Recorded data

------------------------

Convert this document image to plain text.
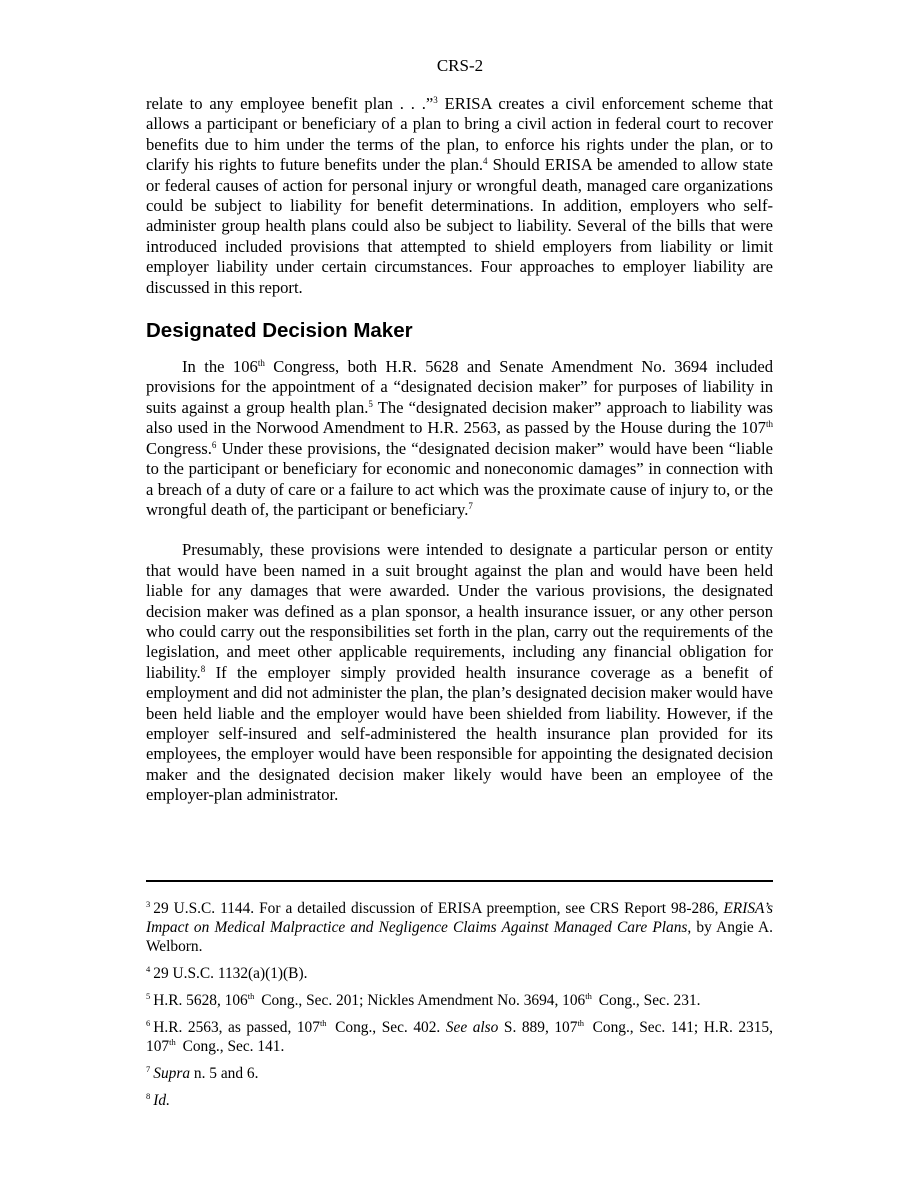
CRS-2

relate to any employee benefit plan . . .”$^3$ ERISA creates a civil enforcement scheme that allows a participant or beneficiary of a plan to bring a civil action in federal court to recover benefits due to him under the terms of the plan, to enforce his rights under the plan, or to clarify his rights to future benefits under the plan.$^4$ Should ERISA be amended to allow state or federal causes of action for personal injury or wrongful death, managed care organizations could be subject to liability for benefit determinations. In addition, employers who self-administer group health plans could also be subject to liability. Several of the bills that were introduced included provisions that attempted to shield employers from liability or limit employer liability under certain circumstances. Four approaches to employer liability are discussed in this report.

Designated Decision Maker

In the 106th Congress, both H.R. 5628 and Senate Amendment No. 3694 included provisions for the appointment of a “designated decision maker” for purposes of liability in suits against a group health plan.$^5$ The “designated decision maker” approach to liability was also used in the Norwood Amendment to H.R. 2563, as passed by the House during the 107th Congress.$^6$ Under these provisions, the “designated decision maker” would have been “liable to the participant or beneficiary for economic and noneconomic damages” in connection with a breach of a duty of care or a failure to act which was the proximate cause of injury to, or the wrongful death of, the participant or beneficiary.$^7$

Presumably, these provisions were intended to designate a particular person or entity that would have been named in a suit brought against the plan and would have been held liable for any damages that were awarded. Under the various provisions, the designated decision maker was defined as a plan sponsor, a health insurance issuer, or any other person who could carry out the responsibilities set forth in the plan, carry out the requirements of the legislation, and meet other applicable requirements, including any financial obligation for liability.$^8$ If the employer simply provided health insurance coverage as a benefit of employment and did not administer the plan, the plan’s designated decision maker would have been held liable and the employer would have been shielded from liability. However, if the employer self-insured and self-administered the health insurance plan provided for its employees, the employer would have been responsible for appointing the designated decision maker and the designated decision maker likely would have been an employee of the employer-plan administrator.

$^3$ 29 U.S.C. 1144. For a detailed discussion of ERISA preemption, see CRS Report 98-286, ERISA’s Impact on Medical Malpractice and Negligence Claims Against Managed Care Plans, by Angie A. Welborn.

$^4$ 29 U.S.C. 1132(a)(1)(B).

$^5$ H.R. 5628, 106th Cong., Sec. 201; Nickles Amendment No. 3694, 106th Cong., Sec. 231.

$^6$ H.R. 2563, as passed, 107th Cong., Sec. 402. See also S. 889, 107th Cong., Sec. 141; H.R. 2315, 107th Cong., Sec. 141.

$^7$ Supra n. 5 and 6.

$^8$ Id.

------------------------

- [To do] Extract each line holding the word "passed" from the records.

- [Response]
In the 106th Congress, both H.R. 5628 and Senate Amendment No. 3694 included provisions for the appointment of a “designated decision maker” for purposes of liability in suits against a group health plan.$^5$ The “designated decision maker” approach to liability was also used in the Norwood Amendment to H.R. 2563, as passed by the House during the 107th Congress.$^6$ Under these provisions, the “designated decision maker” would have been “liable to the participant or beneficiary for economic and noneconomic damages” in connection with a breach of a duty of care or a failure to act which was the proximate cause of injury to, or the wrongful death of, the participant or beneficiary.$^7$
$^6$ H.R. 2563, as passed, 107th Cong., Sec. 402. See also S. 889, 107th Cong., Sec. 141; H.R. 2315, 107th Cong., Sec. 141.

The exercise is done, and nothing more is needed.